__Task instructions__: Pull out every line with the word "data".
□ □ □ □
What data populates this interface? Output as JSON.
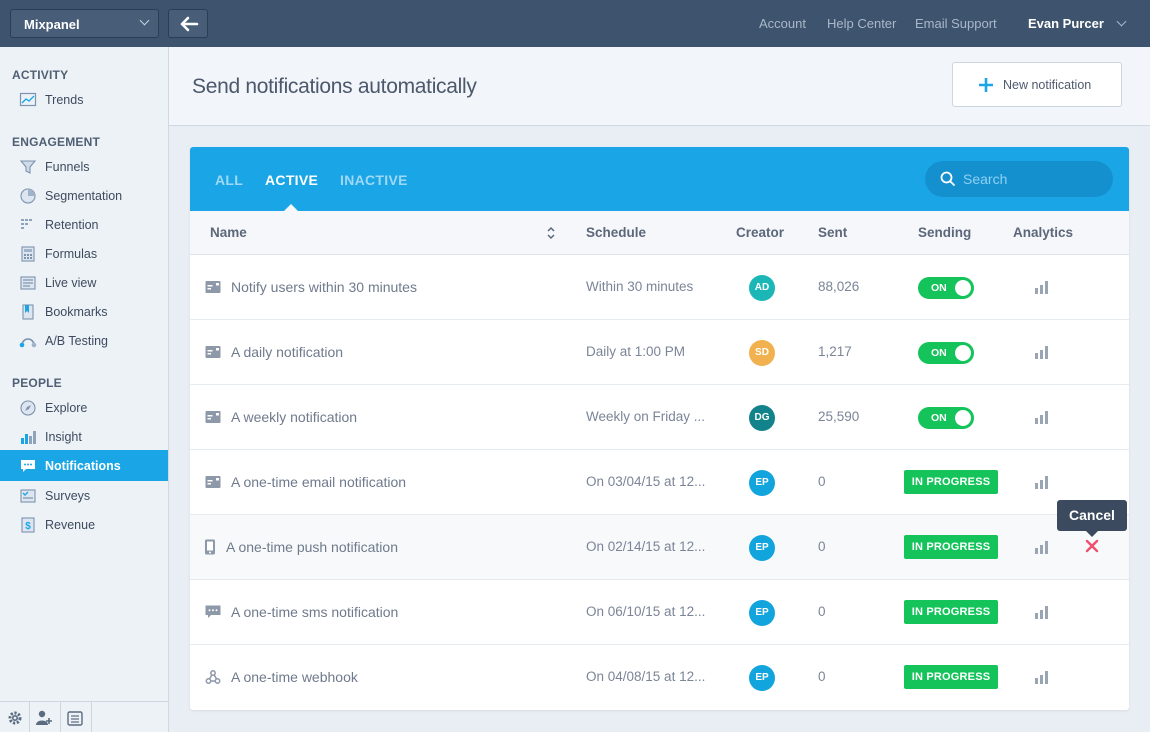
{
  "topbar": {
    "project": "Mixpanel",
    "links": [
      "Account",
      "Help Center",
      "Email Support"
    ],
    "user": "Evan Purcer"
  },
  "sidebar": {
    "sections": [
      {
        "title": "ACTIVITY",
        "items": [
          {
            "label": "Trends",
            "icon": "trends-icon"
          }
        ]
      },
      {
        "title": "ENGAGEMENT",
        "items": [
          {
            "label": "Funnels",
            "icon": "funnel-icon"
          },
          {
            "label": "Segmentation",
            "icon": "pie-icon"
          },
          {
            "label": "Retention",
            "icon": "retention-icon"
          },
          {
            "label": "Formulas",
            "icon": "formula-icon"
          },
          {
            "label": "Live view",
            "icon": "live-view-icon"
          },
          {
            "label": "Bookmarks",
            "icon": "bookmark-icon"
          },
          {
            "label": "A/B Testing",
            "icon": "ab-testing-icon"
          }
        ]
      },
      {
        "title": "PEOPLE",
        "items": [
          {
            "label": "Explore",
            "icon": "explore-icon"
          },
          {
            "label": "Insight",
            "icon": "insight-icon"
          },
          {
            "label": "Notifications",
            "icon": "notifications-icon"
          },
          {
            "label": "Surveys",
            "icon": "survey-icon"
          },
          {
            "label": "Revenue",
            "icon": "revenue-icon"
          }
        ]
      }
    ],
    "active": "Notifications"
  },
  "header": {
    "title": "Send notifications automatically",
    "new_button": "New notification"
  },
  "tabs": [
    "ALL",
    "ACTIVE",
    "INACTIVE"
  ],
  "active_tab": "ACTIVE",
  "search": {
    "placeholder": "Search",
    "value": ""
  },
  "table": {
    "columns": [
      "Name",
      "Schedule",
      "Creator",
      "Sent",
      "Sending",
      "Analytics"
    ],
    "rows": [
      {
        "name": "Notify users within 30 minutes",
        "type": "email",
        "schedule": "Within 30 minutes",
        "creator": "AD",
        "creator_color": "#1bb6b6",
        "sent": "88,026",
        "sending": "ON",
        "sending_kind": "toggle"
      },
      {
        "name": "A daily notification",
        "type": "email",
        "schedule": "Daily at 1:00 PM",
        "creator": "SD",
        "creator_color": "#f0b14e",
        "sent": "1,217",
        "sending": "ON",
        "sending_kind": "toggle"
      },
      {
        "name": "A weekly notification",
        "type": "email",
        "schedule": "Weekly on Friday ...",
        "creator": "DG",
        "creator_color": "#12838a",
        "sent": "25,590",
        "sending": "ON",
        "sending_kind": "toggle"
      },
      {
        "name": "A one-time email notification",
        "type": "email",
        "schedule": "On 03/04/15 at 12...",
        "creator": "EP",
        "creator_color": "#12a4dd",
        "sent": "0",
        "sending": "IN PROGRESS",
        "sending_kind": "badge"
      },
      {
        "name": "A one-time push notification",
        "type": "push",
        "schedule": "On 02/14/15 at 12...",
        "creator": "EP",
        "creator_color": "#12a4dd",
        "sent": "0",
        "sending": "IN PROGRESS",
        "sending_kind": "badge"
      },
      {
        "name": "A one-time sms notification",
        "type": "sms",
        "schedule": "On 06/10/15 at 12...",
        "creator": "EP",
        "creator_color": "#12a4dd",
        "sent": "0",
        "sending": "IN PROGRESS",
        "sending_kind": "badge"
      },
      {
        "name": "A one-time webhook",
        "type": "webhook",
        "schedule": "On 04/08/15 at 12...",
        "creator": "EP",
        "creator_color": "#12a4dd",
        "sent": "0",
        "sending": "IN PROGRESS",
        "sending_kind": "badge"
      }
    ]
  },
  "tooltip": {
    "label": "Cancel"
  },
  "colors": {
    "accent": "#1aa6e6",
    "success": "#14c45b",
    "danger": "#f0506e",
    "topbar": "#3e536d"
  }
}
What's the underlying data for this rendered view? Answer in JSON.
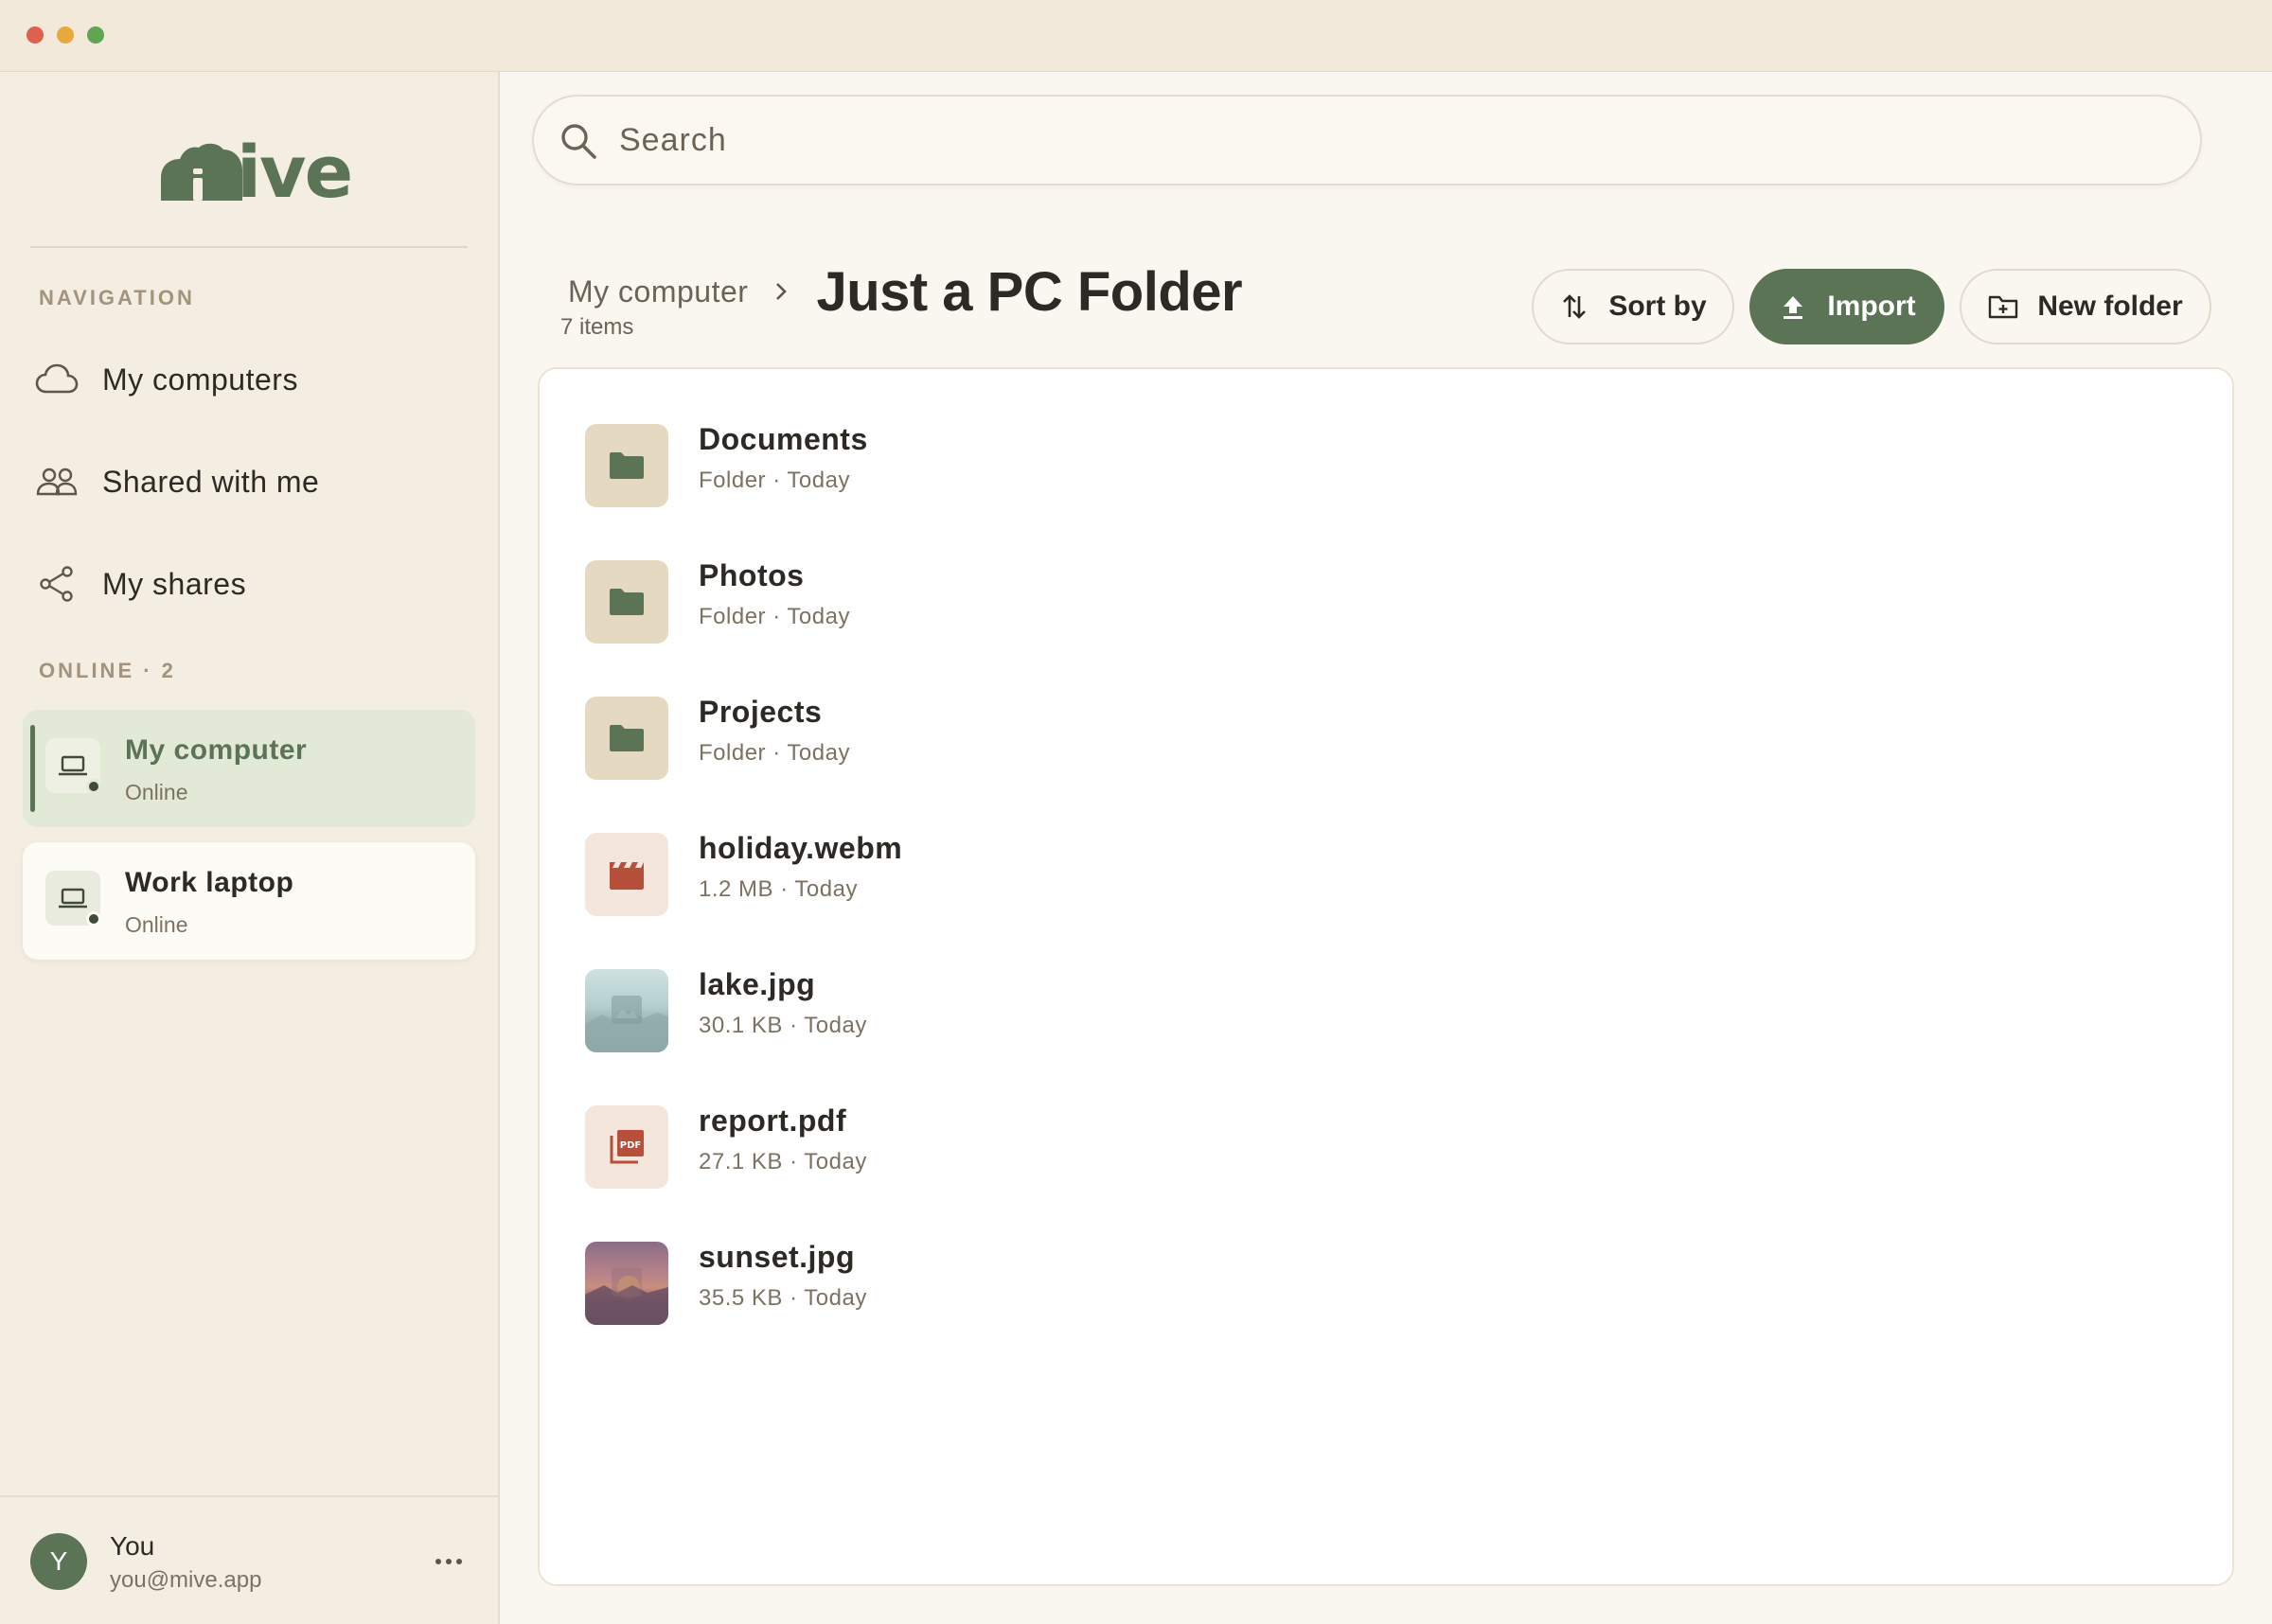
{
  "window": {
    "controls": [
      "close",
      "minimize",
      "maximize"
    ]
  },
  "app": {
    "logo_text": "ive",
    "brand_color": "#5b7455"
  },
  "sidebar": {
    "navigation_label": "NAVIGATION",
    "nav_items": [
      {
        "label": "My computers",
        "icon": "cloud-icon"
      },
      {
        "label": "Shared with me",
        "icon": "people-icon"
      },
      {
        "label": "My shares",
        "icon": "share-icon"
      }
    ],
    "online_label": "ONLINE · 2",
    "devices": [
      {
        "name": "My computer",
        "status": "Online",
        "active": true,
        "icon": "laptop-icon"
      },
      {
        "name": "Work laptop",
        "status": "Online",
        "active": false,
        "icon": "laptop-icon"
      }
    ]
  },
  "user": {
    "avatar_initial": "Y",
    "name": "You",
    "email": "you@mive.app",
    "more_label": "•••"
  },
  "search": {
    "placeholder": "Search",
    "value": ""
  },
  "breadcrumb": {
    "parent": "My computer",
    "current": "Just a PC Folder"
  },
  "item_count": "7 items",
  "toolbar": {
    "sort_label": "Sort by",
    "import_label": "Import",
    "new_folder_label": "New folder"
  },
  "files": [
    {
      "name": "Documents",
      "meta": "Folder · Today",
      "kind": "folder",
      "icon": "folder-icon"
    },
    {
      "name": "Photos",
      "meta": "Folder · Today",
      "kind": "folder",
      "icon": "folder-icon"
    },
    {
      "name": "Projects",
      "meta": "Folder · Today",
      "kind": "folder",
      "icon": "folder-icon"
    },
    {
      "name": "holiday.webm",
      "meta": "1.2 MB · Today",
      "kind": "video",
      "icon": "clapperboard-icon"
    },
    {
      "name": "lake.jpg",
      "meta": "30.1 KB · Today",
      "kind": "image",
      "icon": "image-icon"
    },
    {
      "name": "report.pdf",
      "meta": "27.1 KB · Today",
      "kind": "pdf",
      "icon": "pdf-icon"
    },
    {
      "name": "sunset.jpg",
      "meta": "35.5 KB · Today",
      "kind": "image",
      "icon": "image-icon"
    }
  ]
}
□ □ □ □
__Task output__:
What data populates this interface? Output as JSON.
What's the underlying data for this rendered view? Answer in JSON.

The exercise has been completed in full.